Given request.
Leave out the pictures and return every entry exactly as it appears.
____________________
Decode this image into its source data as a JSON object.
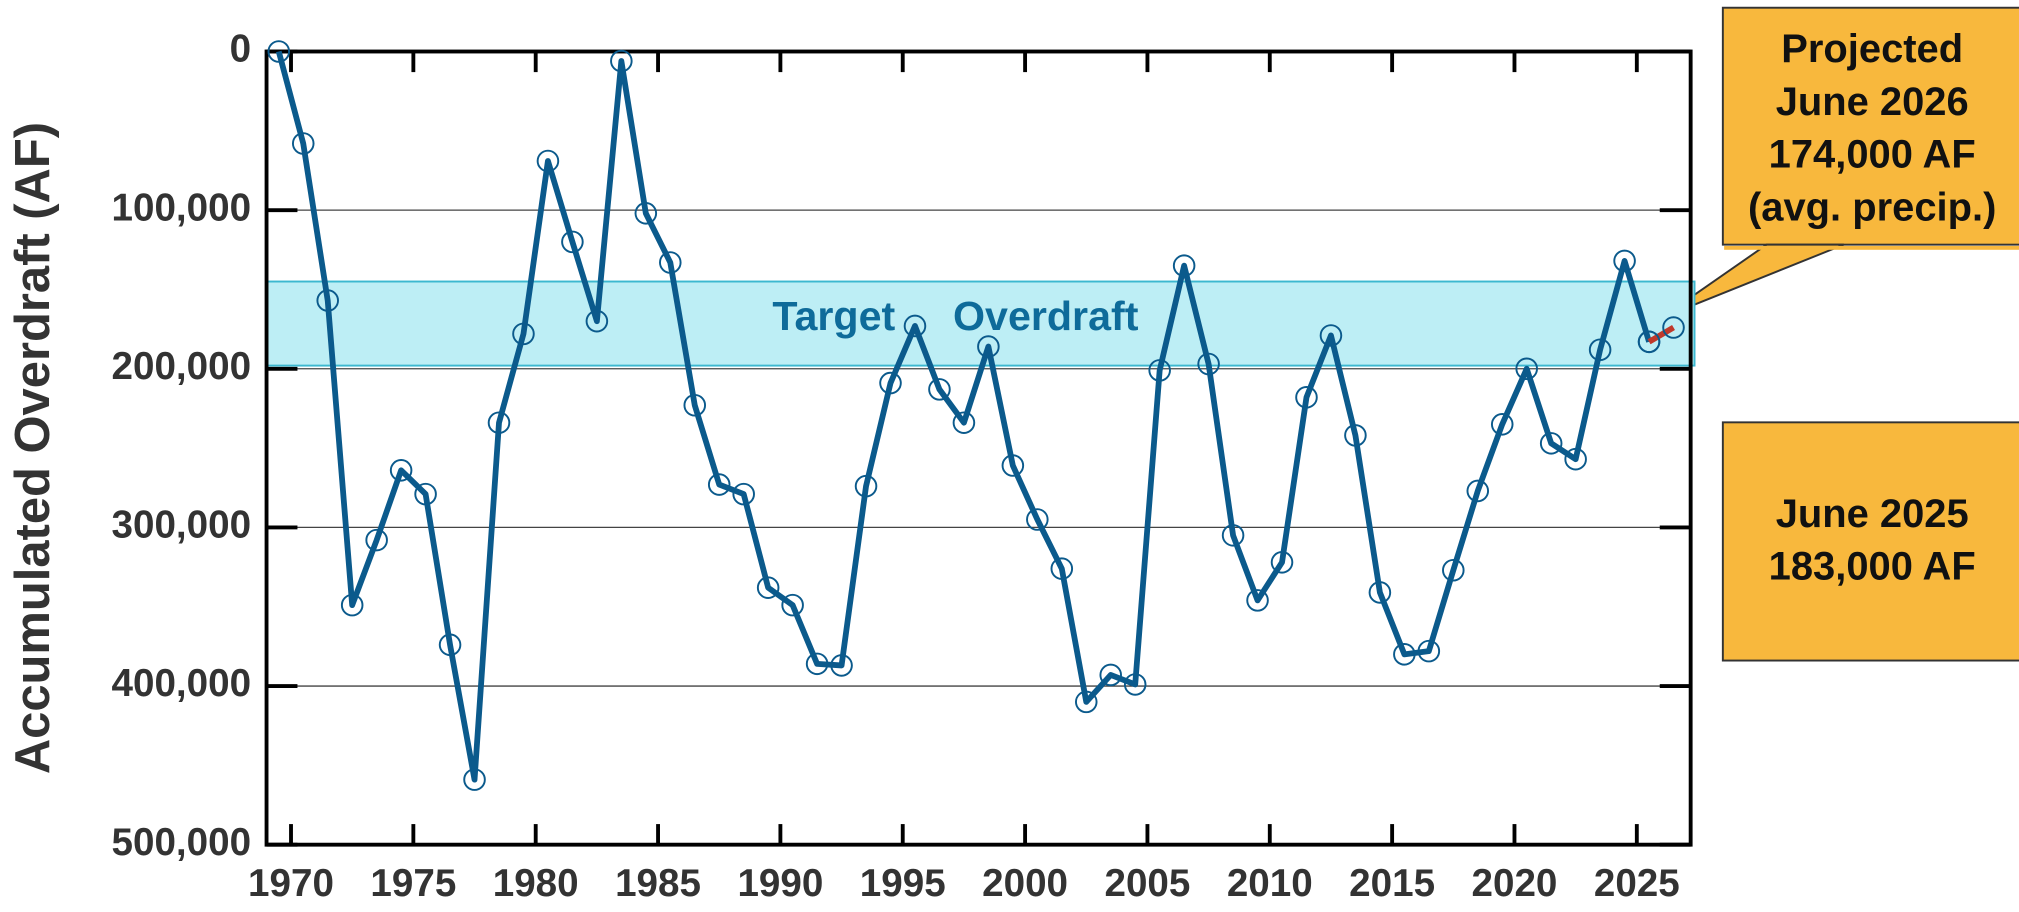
{
  "chart_data": {
    "type": "line",
    "ylabel": "Accumulated Overdraft (AF)",
    "xlim": [
      1969,
      2027.2
    ],
    "xticks": [
      1970,
      1975,
      1980,
      1985,
      1990,
      1995,
      2000,
      2005,
      2010,
      2015,
      2020,
      2025
    ],
    "ylim": [
      500000,
      0
    ],
    "yticks": [
      0,
      {
        "value": 100000,
        "label": "100,000"
      },
      {
        "value": 200000,
        "label": "200,000"
      },
      {
        "value": 300000,
        "label": "300,000"
      },
      {
        "value": 400000,
        "label": "400,000"
      },
      {
        "value": 500000,
        "label": "500,000"
      }
    ],
    "grid": true,
    "target_band": {
      "label": "Target Overdraft",
      "range": [
        145000,
        198000
      ],
      "color": "#bdeef5"
    },
    "series": [
      {
        "color": "#0b5a8c",
        "x": [
          1969.5,
          1970.5,
          1971.5,
          1972.5,
          1973.5,
          1974.5,
          1975.5,
          1976.5,
          1977.5,
          1978.5,
          1979.5,
          1980.5,
          1981.5,
          1982.5,
          1983.5,
          1984.5,
          1985.5,
          1986.5,
          1987.5,
          1988.5,
          1989.5,
          1990.5,
          1991.5,
          1992.5,
          1993.5,
          1994.5,
          1995.5,
          1996.5,
          1997.5,
          1998.5,
          1999.5,
          2000.5,
          2001.5,
          2002.5,
          2003.5,
          2004.5,
          2005.5,
          2006.5,
          2007.5,
          2008.5,
          2009.5,
          2010.5,
          2011.5,
          2012.5,
          2013.5,
          2014.5,
          2015.5,
          2016.5,
          2017.5,
          2018.5,
          2019.5,
          2020.5,
          2021.5,
          2022.5,
          2023.5,
          2024.5,
          2025.5
        ],
        "values": [
          0,
          58000,
          157000,
          349000,
          308000,
          264000,
          279000,
          374000,
          459000,
          234000,
          178000,
          69000,
          120000,
          170000,
          6000,
          102000,
          133000,
          223000,
          273000,
          279000,
          338000,
          349000,
          386000,
          387000,
          274000,
          209000,
          173000,
          213000,
          234000,
          186000,
          261000,
          295000,
          326000,
          410000,
          393000,
          399000,
          201000,
          135000,
          197000,
          305000,
          346000,
          322000,
          218000,
          179000,
          242000,
          341000,
          380000,
          378000,
          327000,
          277000,
          235000,
          200000,
          247000,
          257000,
          188000,
          132000,
          183000
        ]
      },
      {
        "color": "#c0392b",
        "x": [
          2025.5,
          2026.5
        ],
        "values": [
          183000,
          174000
        ]
      }
    ],
    "annotations": [
      {
        "lines": [
          "Projected",
          "June 2026",
          "174,000 AF",
          "(avg. precip.)"
        ]
      },
      {
        "lines": [
          "June 2025",
          "183,000 AF"
        ]
      }
    ]
  }
}
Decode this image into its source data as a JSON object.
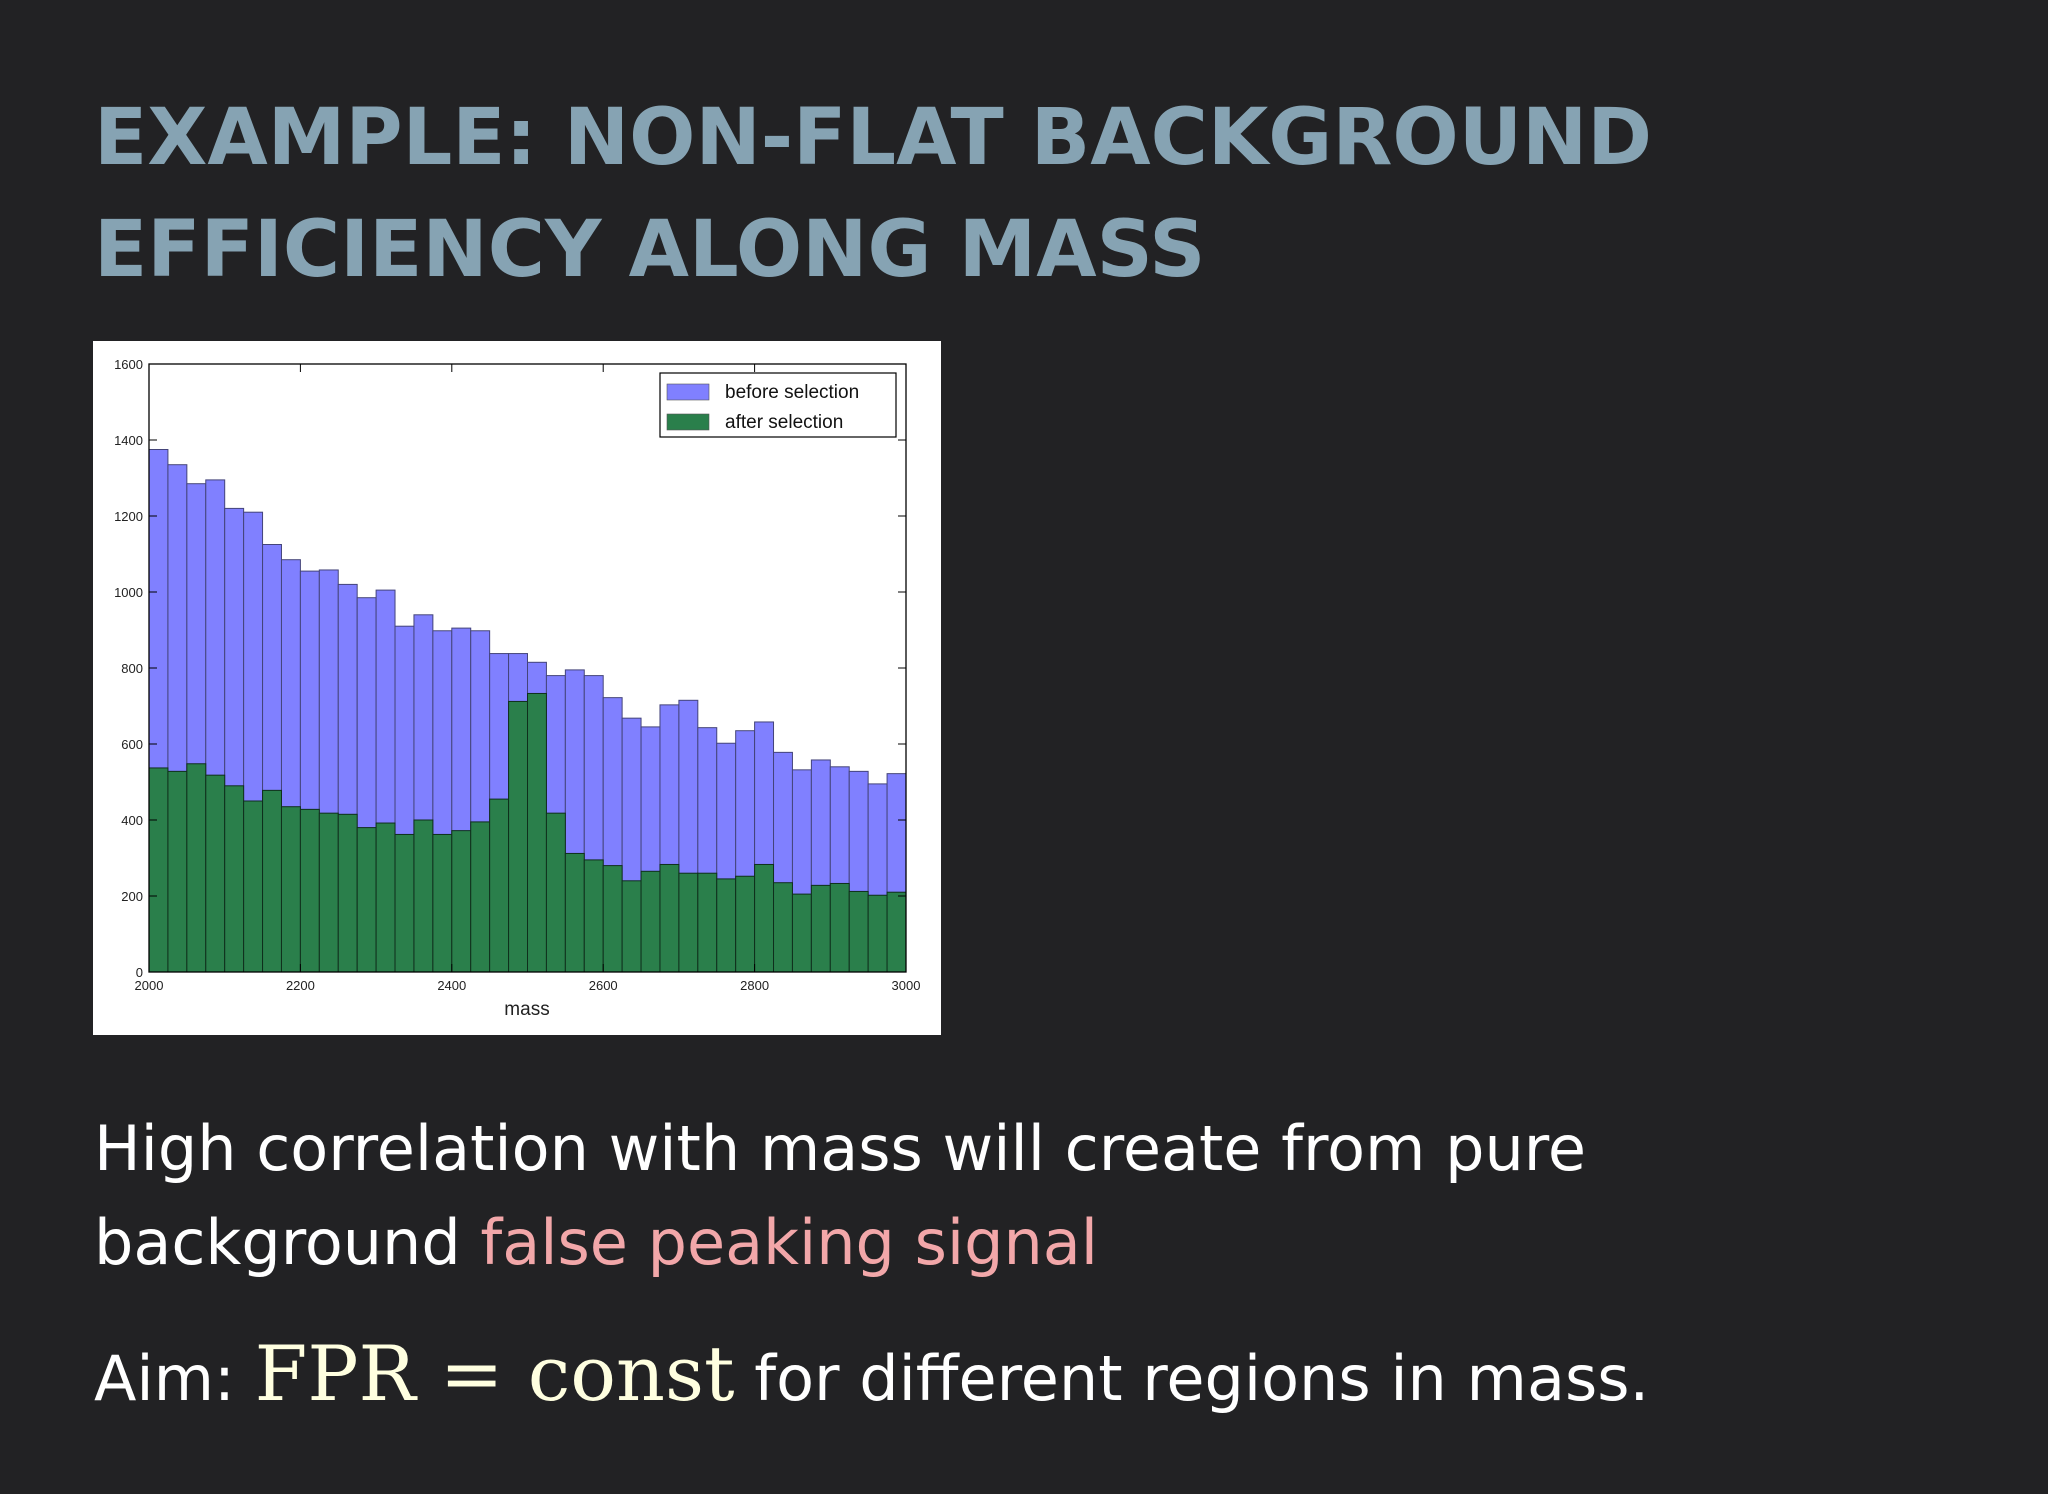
{
  "slide": {
    "title_line1": "EXAMPLE: NON-FLAT BACKGROUND",
    "title_line2": "EFFICIENCY ALONG MASS",
    "body_line1": "High correlation with mass will create from pure",
    "body_line2_prefix": "background ",
    "body_line2_highlight": "false peaking signal",
    "aim_prefix": "Aim: ",
    "aim_math_fpr": "FPR",
    "aim_math_eq": " = ",
    "aim_math_const": "const",
    "aim_suffix": " for different regions in mass.",
    "colors": {
      "background": "#222224",
      "title": "#86a3b3",
      "text": "#ffffff",
      "highlight": "#f2a7a9",
      "math": "#ffffe0"
    }
  },
  "chart_data": {
    "type": "bar",
    "subtype": "histogram",
    "xlabel": "mass",
    "ylabel": "",
    "title": "",
    "xlim": [
      2000,
      3000
    ],
    "ylim": [
      0,
      1600
    ],
    "bin_width": 25,
    "x_ticks": [
      2000,
      2200,
      2400,
      2600,
      2800,
      3000
    ],
    "y_ticks": [
      0,
      200,
      400,
      600,
      800,
      1000,
      1200,
      1400,
      1600
    ],
    "legend_position": "top-right",
    "grid": false,
    "series": [
      {
        "name": "before selection",
        "color": "#8080ff",
        "values": [
          1375,
          1335,
          1285,
          1295,
          1220,
          1210,
          1125,
          1085,
          1055,
          1058,
          1020,
          985,
          1005,
          910,
          940,
          898,
          905,
          898,
          838,
          838,
          815,
          780,
          795,
          780,
          722,
          668,
          645,
          703,
          715,
          643,
          602,
          635,
          658,
          578,
          532,
          558,
          540,
          528,
          495,
          522
        ]
      },
      {
        "name": "after selection",
        "color": "#2a7f4b",
        "values": [
          537,
          528,
          548,
          518,
          490,
          450,
          478,
          435,
          428,
          418,
          415,
          380,
          392,
          362,
          400,
          362,
          372,
          395,
          455,
          712,
          733,
          418,
          312,
          295,
          280,
          240,
          265,
          283,
          260,
          260,
          245,
          252,
          283,
          235,
          205,
          228,
          233,
          212,
          202,
          210
        ]
      }
    ]
  }
}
____________________
Task result.
Decode this image into its source data as a JSON object.
{
  "chart_data": {
    "type": "line",
    "ylabel": "Accumulated Overdraft (AF)",
    "xlim": [
      1969,
      2027.2
    ],
    "xticks": [
      1970,
      1975,
      1980,
      1985,
      1990,
      1995,
      2000,
      2005,
      2010,
      2015,
      2020,
      2025
    ],
    "ylim": [
      500000,
      0
    ],
    "yticks": [
      0,
      {
        "value": 100000,
        "label": "100,000"
      },
      {
        "value": 200000,
        "label": "200,000"
      },
      {
        "value": 300000,
        "label": "300,000"
      },
      {
        "value": 400000,
        "label": "400,000"
      },
      {
        "value": 500000,
        "label": "500,000"
      }
    ],
    "grid": true,
    "target_band": {
      "label": "Target Overdraft",
      "range": [
        145000,
        198000
      ],
      "color": "#bdeef5"
    },
    "series": [
      {
        "color": "#0b5a8c",
        "x": [
          1969.5,
          1970.5,
          1971.5,
          1972.5,
          1973.5,
          1974.5,
          1975.5,
          1976.5,
          1977.5,
          1978.5,
          1979.5,
          1980.5,
          1981.5,
          1982.5,
          1983.5,
          1984.5,
          1985.5,
          1986.5,
          1987.5,
          1988.5,
          1989.5,
          1990.5,
          1991.5,
          1992.5,
          1993.5,
          1994.5,
          1995.5,
          1996.5,
          1997.5,
          1998.5,
          1999.5,
          2000.5,
          2001.5,
          2002.5,
          2003.5,
          2004.5,
          2005.5,
          2006.5,
          2007.5,
          2008.5,
          2009.5,
          2010.5,
          2011.5,
          2012.5,
          2013.5,
          2014.5,
          2015.5,
          2016.5,
          2017.5,
          2018.5,
          2019.5,
          2020.5,
          2021.5,
          2022.5,
          2023.5,
          2024.5,
          2025.5
        ],
        "values": [
          0,
          58000,
          157000,
          349000,
          308000,
          264000,
          279000,
          374000,
          459000,
          234000,
          178000,
          69000,
          120000,
          170000,
          6000,
          102000,
          133000,
          223000,
          273000,
          279000,
          338000,
          349000,
          386000,
          387000,
          274000,
          209000,
          173000,
          213000,
          234000,
          186000,
          261000,
          295000,
          326000,
          410000,
          393000,
          399000,
          201000,
          135000,
          197000,
          305000,
          346000,
          322000,
          218000,
          179000,
          242000,
          341000,
          380000,
          378000,
          327000,
          277000,
          235000,
          200000,
          247000,
          257000,
          188000,
          132000,
          183000
        ]
      },
      {
        "color": "#c0392b",
        "x": [
          2025.5,
          2026.5
        ],
        "values": [
          183000,
          174000
        ]
      }
    ],
    "annotations": [
      {
        "lines": [
          "Projected",
          "June 2026",
          "174,000 AF",
          "(avg. precip.)"
        ]
      },
      {
        "lines": [
          "June 2025",
          "183,000 AF"
        ]
      }
    ]
  }
}
Decode this image into its source data as a JSON object.
{
  "slide": {
    "title_line1": "EXAMPLE: NON-FLAT BACKGROUND",
    "title_line2": "EFFICIENCY ALONG MASS",
    "body_line1": "High correlation with mass will create from pure",
    "body_line2_prefix": "background ",
    "body_line2_highlight": "false peaking signal",
    "aim_prefix": "Aim: ",
    "aim_math_fpr": "FPR",
    "aim_math_eq": " = ",
    "aim_math_const": "const",
    "aim_suffix": " for different regions in mass.",
    "colors": {
      "background": "#222224",
      "title": "#86a3b3",
      "text": "#ffffff",
      "highlight": "#f2a7a9",
      "math": "#ffffe0"
    }
  },
  "chart_data": {
    "type": "bar",
    "subtype": "histogram",
    "xlabel": "mass",
    "ylabel": "",
    "title": "",
    "xlim": [
      2000,
      3000
    ],
    "ylim": [
      0,
      1600
    ],
    "bin_width": 25,
    "x_ticks": [
      2000,
      2200,
      2400,
      2600,
      2800,
      3000
    ],
    "y_ticks": [
      0,
      200,
      400,
      600,
      800,
      1000,
      1200,
      1400,
      1600
    ],
    "legend_position": "top-right",
    "grid": false,
    "series": [
      {
        "name": "before selection",
        "color": "#8080ff",
        "values": [
          1375,
          1335,
          1285,
          1295,
          1220,
          1210,
          1125,
          1085,
          1055,
          1058,
          1020,
          985,
          1005,
          910,
          940,
          898,
          905,
          898,
          838,
          838,
          815,
          780,
          795,
          780,
          722,
          668,
          645,
          703,
          715,
          643,
          602,
          635,
          658,
          578,
          532,
          558,
          540,
          528,
          495,
          522
        ]
      },
      {
        "name": "after selection",
        "color": "#2a7f4b",
        "values": [
          537,
          528,
          548,
          518,
          490,
          450,
          478,
          435,
          428,
          418,
          415,
          380,
          392,
          362,
          400,
          362,
          372,
          395,
          455,
          712,
          733,
          418,
          312,
          295,
          280,
          240,
          265,
          283,
          260,
          260,
          245,
          252,
          283,
          235,
          205,
          228,
          233,
          212,
          202,
          210
        ]
      }
    ]
  }
}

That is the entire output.